DATA:
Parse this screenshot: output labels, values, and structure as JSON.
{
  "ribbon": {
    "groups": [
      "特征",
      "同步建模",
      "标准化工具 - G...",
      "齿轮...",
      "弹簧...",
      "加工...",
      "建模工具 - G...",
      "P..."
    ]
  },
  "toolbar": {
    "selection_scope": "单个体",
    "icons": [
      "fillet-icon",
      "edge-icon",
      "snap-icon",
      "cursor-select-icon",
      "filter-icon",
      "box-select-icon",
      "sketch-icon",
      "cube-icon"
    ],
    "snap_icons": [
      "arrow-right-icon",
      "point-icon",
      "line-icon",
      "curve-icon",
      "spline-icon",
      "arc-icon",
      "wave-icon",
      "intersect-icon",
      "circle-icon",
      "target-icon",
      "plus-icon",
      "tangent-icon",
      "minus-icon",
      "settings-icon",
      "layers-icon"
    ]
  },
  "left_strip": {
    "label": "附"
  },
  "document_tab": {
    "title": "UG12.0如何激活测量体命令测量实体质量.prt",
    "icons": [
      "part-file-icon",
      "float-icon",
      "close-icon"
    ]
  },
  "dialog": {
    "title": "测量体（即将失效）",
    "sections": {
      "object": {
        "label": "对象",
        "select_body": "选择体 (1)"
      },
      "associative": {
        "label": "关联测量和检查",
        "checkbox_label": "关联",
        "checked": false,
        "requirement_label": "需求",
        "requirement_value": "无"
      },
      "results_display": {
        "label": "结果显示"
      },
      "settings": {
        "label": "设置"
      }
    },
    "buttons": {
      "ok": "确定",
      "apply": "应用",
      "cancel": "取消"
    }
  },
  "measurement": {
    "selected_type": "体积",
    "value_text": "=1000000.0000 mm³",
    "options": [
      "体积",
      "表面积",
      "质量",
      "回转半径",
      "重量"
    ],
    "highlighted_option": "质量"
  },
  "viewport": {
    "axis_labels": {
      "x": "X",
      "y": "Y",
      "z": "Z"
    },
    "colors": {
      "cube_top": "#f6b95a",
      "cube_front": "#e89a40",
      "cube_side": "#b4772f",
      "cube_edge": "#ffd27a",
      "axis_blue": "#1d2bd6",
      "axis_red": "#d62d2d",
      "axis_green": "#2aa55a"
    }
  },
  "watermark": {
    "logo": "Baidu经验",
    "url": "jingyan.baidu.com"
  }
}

TASK GOAL: Show the lines of the records that contain the word "title".

RESULT:
    "title": "UG12.0如何激活测量体命令测量实体质量.prt",
    "title": "测量体（即将失效）",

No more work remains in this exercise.